*** DATA SUPPLIED ***

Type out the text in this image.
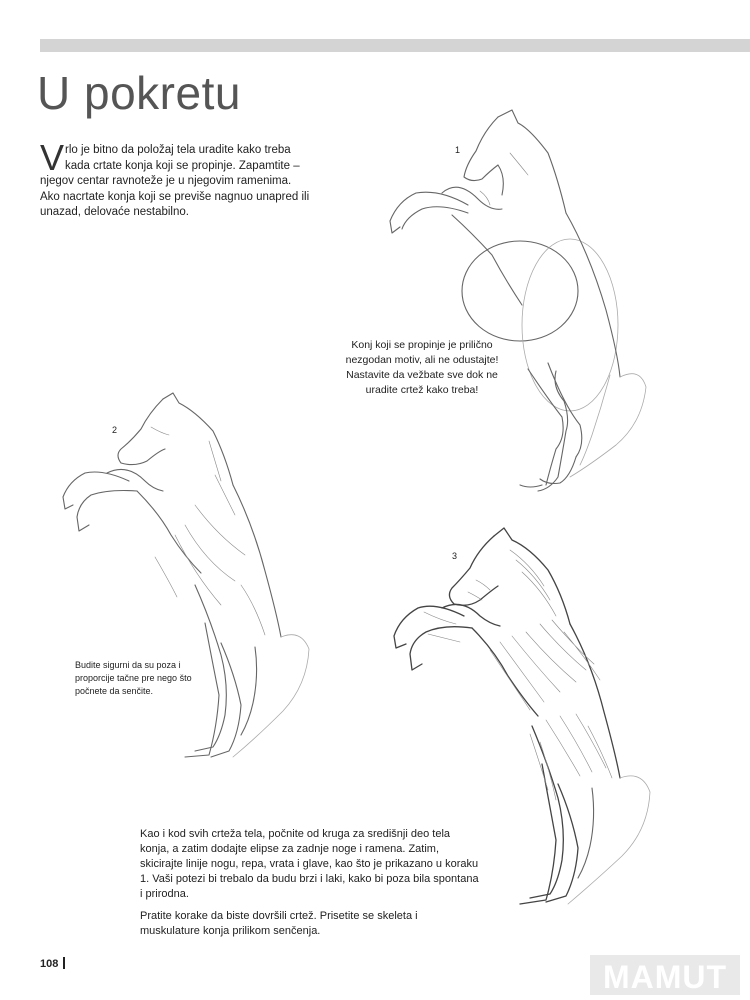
U pokretu

Vrlo je bitno da položaj tela uradite kako treba kada crtate konja koji se propinje. Zapamtite – njegov centar ravnoteže je u njegovim ramenima. Ako nacrtate konja koji se previše nagnuo unapred ili unazad, delovaće nestabilno.

1

Konj koji se propinje je prilično nezgodan motiv, ali ne odustajte! Nastavite da vežbate sve dok ne uradite crtež kako treba!

2

Budite sigurni da su poza i proporcije tačne pre nego što počnete da senčite.

3

Kao i kod svih crteža tela, počnite od kruga za središnji deo tela konja, a zatim dodajte elipse za zadnje noge i ramena. Zatim, skicirajte linije nogu, repa, vrata i glave, kao što je prikazano u koraku 1. Vaši potezi bi trebalo da budu brzi i laki, kako bi poza bila spontana i prirodna.

Pratite korake da biste dovršili crtež. Prisetite se skeleta i muskulature konja prilikom senčenja.

108	MAMUT
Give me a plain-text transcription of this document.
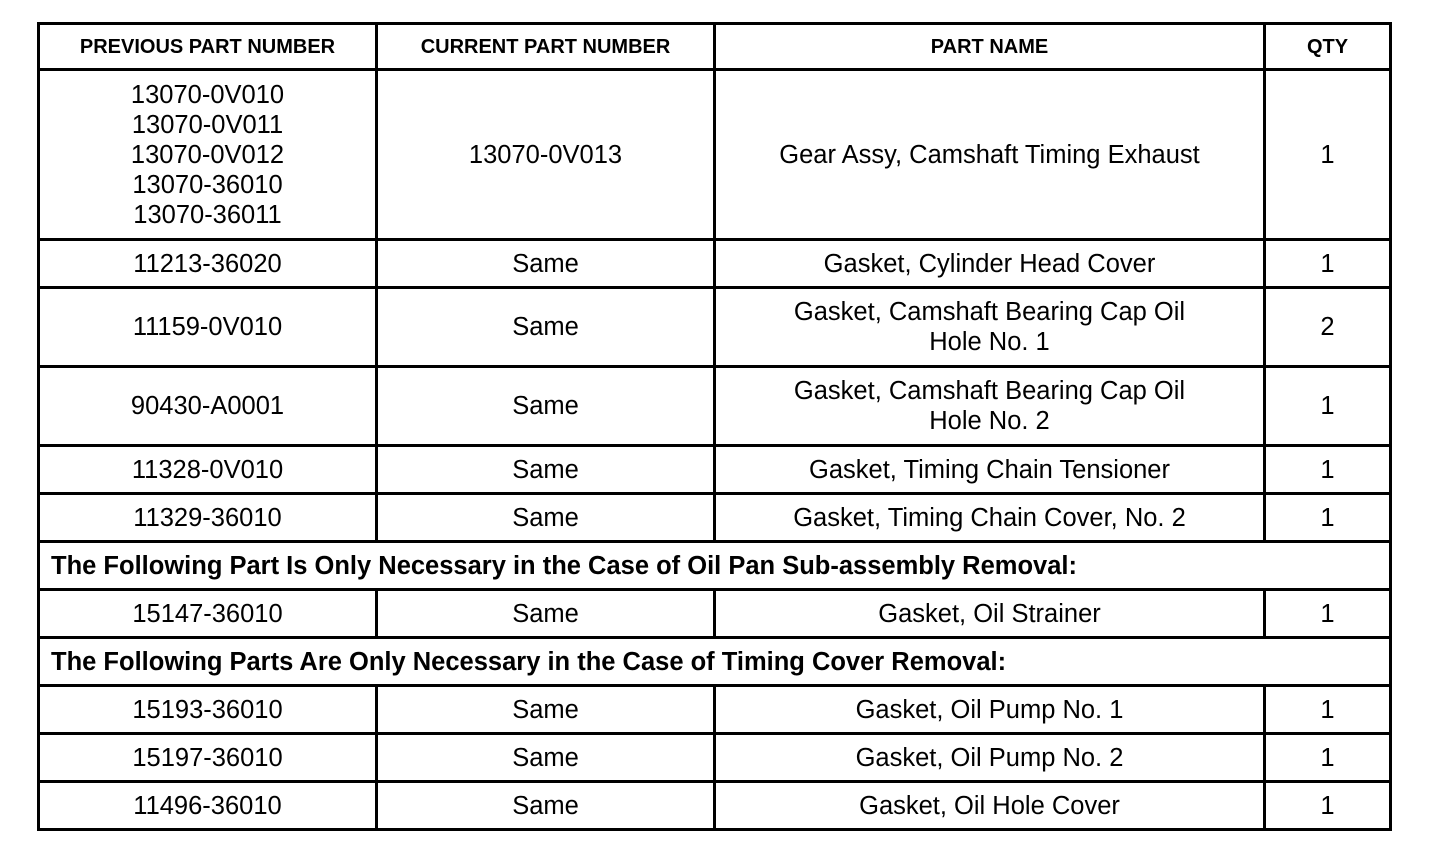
PREVIOUS PART NUMBER	CURRENT PART NUMBER	PART NAME	QTY

13070-0V010
13070-0V011
13070-0V012
13070-36010
13070-36011	13070-0V013	Gear Assy, Camshaft Timing Exhaust	1
11213-36020	Same	Gasket, Cylinder Head Cover	1
11159-0V010	Same	Gasket, Camshaft Bearing Cap Oil
Hole No. 1	2
90430-A0001	Same	Gasket, Camshaft Bearing Cap Oil
Hole No. 2	1
11328-0V010	Same	Gasket, Timing Chain Tensioner	1
11329-36010	Same	Gasket, Timing Chain Cover, No. 2	1
The Following Part Is Only Necessary in the Case of Oil Pan Sub-assembly Removal:			
15147-36010	Same	Gasket, Oil Strainer	1
The Following Parts Are Only Necessary in the Case of Timing Cover Removal:			
15193-36010	Same	Gasket, Oil Pump No. 1	1
15197-36010	Same	Gasket, Oil Pump No. 2	1
11496-36010	Same	Gasket, Oil Hole Cover	1
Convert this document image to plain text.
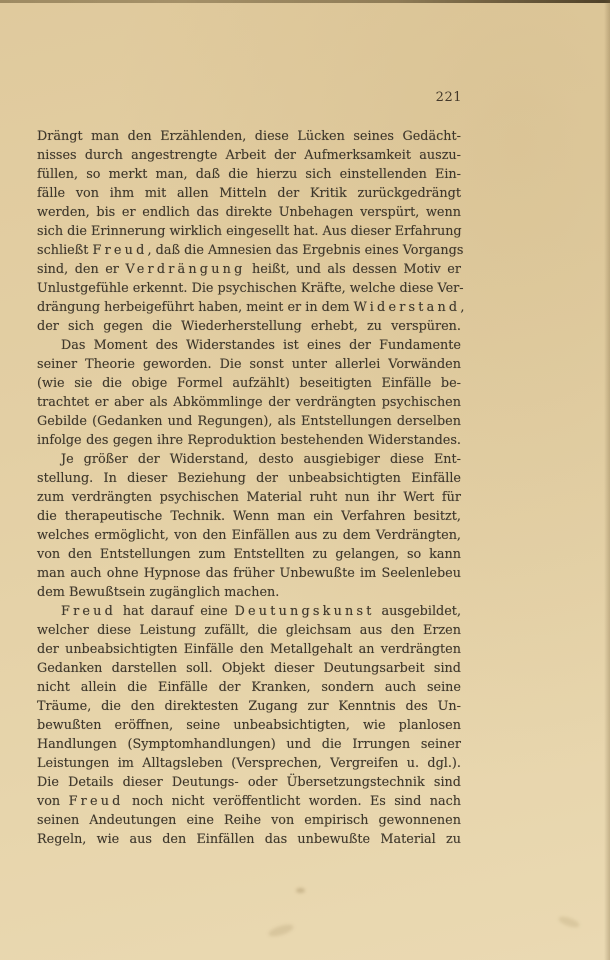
221
Drängt man den Erzählenden, diese Lücken seines Gedächt-
nisses durch angestrengte Arbeit der Aufmerksamkeit auszu-
füllen, so merkt man, daß die hierzu sich einstellenden Ein-
fälle von ihm mit allen Mitteln der Kritik zurückgedrängt
werden, bis er endlich das direkte Unbehagen verspürt, wenn
sich die Erinnerung wirklich eingesellt hat. Aus dieser Erfahrung
schließt Freud, daß die Amnesien das Ergebnis eines Vorgangs
sind, den er Verdrängung heißt, und als dessen Motiv er
Unlustgefühle erkennt. Die psychischen Kräfte, welche diese Ver-
drängung herbeigeführt haben, meint er in dem Widerstand,
der sich gegen die Wiederherstellung erhebt, zu verspüren.
Das Moment des Widerstandes ist eines der Fundamente
seiner Theorie geworden. Die sonst unter allerlei Vorwänden
(wie sie die obige Formel aufzählt) beseitigten Einfälle be-
trachtet er aber als Abkömmlinge der verdrängten psychischen
Gebilde (Gedanken und Regungen), als Entstellungen derselben
infolge des gegen ihre Reproduktion bestehenden Widerstandes.
Je größer der Widerstand, desto ausgiebiger diese Ent-
stellung. In dieser Beziehung der unbeabsichtigten Einfälle
zum verdrängten psychischen Material ruht nun ihr Wert für
die therapeutische Technik. Wenn man ein Verfahren besitzt,
welches ermöglicht, von den Einfällen aus zu dem Verdrängten,
von den Entstellungen zum Entstellten zu gelangen, so kann
man auch ohne Hypnose das früher Unbewußte im Seelenlebeu
dem Bewußtsein zugänglich machen.
Freud hat darauf eine Deutungskunst ausgebildet,
welcher diese Leistung zufällt, die gleichsam aus den Erzen
der unbeabsichtigten Einfälle den Metallgehalt an verdrängten
Gedanken darstellen soll. Objekt dieser Deutungsarbeit sind
nicht allein die Einfälle der Kranken, sondern auch seine
Träume, die den direktesten Zugang zur Kenntnis des Un-
bewußten eröffnen, seine unbeabsichtigten, wie planlosen
Handlungen (Symptomhandlungen) und die Irrungen seiner
Leistungen im Alltagsleben (Versprechen, Vergreifen u. dgl.).
Die Details dieser Deutungs- oder Übersetzungstechnik sind
von Freud noch nicht veröffentlicht worden. Es sind nach
seinen Andeutungen eine Reihe von empirisch gewonnenen
Regeln, wie aus den Einfällen das unbewußte Material zu
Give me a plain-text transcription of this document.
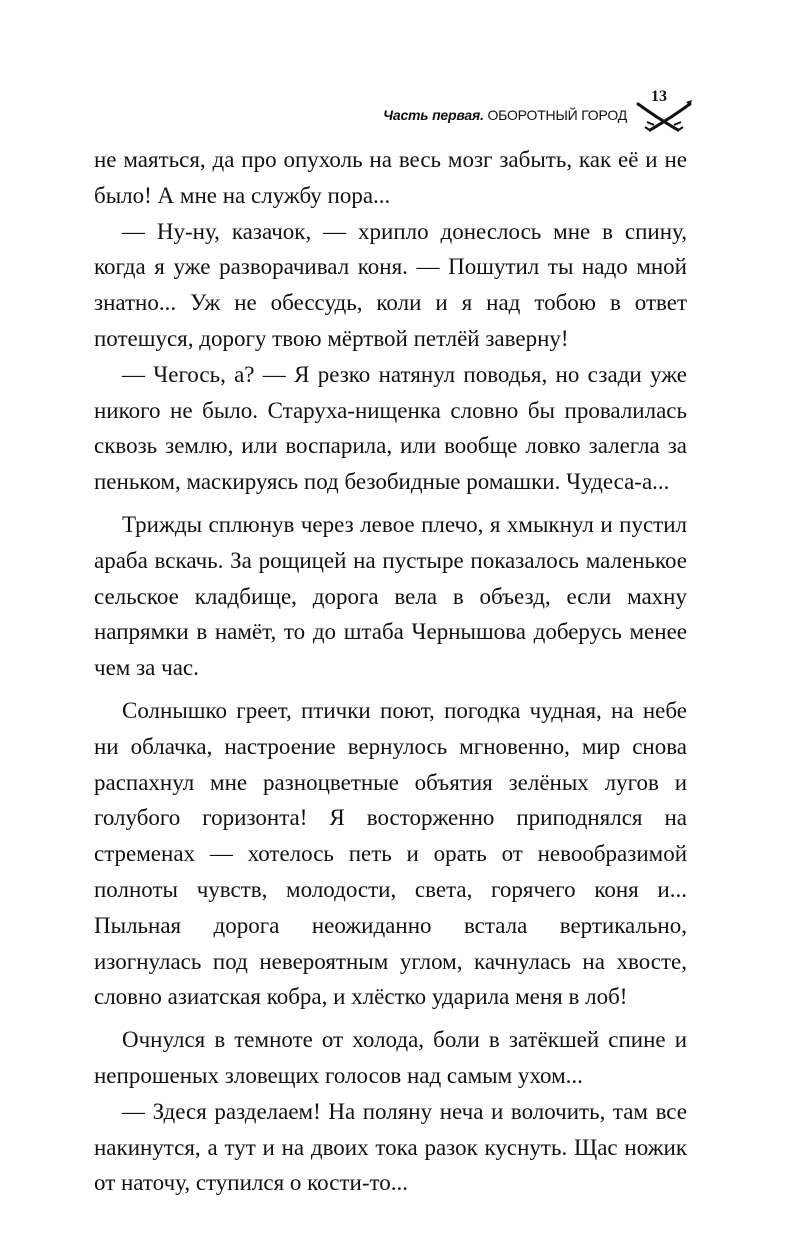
Часть первая. ОБОРОТНЫЙ ГОРОД
13

не маяться, да про опухоль на весь мозг забыть, как её и не было! А мне на службу пора...

— Ну-ну, казачок, — хрипло донеслось мне в спину, когда я уже разворачивал коня. — Пошутил ты надо мной знатно... Уж не обессудь, коли и я над тобою в ответ потешуся, дорогу твою мёртвой петлёй заверну!

— Чегось, а? — Я резко натянул поводья, но сзади уже никого не было. Старуха-нищенка словно бы провалилась сквозь землю, или воспарила, или вообще ловко залегла за пеньком, маскируясь под безобидные ромашки. Чудеса-а...

Трижды сплюнув через левое плечо, я хмыкнул и пустил араба вскачь. За рощицей на пустыре показалось маленькое сельское кладбище, дорога вела в объезд, если махну напрямки в намёт, то до штаба Чернышова доберусь менее чем за час.

Солнышко греет, птички поют, погодка чудная, на небе ни облачка, настроение вернулось мгновенно, мир снова распахнул мне разноцветные объятия зелёных лугов и голубого горизонта! Я восторженно приподнялся на стременах — хотелось петь и орать от невообразимой полноты чувств, молодости, света, горячего коня и... Пыльная дорога неожиданно встала вертикально, изогнулась под невероятным углом, качнулась на хвосте, словно азиатская кобра, и хлёстко ударила меня в лоб!

Очнулся в темноте от холода, боли в затёкшей спине и непрошеных зловещих голосов над самым ухом...

— Здеся разделаем! На поляну неча и волочить, там все накинутся, а тут и на двоих тока разок куснуть. Щас ножик от наточу, ступился о кости-то...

***

**WHAT IS EXPECTED**.
Search the data for "poza" and list every line in which it occurs.

**TASK ANSWER**.
Budite sigurni da su poza i proporcije tačne pre nego što počnete da senčite.
Kao i kod svih crteža tela, počnite od kruga za središnji deo tela konja, a zatim dodajte elipse za zadnje noge i ramena. Zatim, skicirajte linije nogu, repa, vrata i glave, kao što je prikazano u koraku 1. Vaši potezi bi trebalo da budu brzi i laki, kako bi poza bila spontana i prirodna.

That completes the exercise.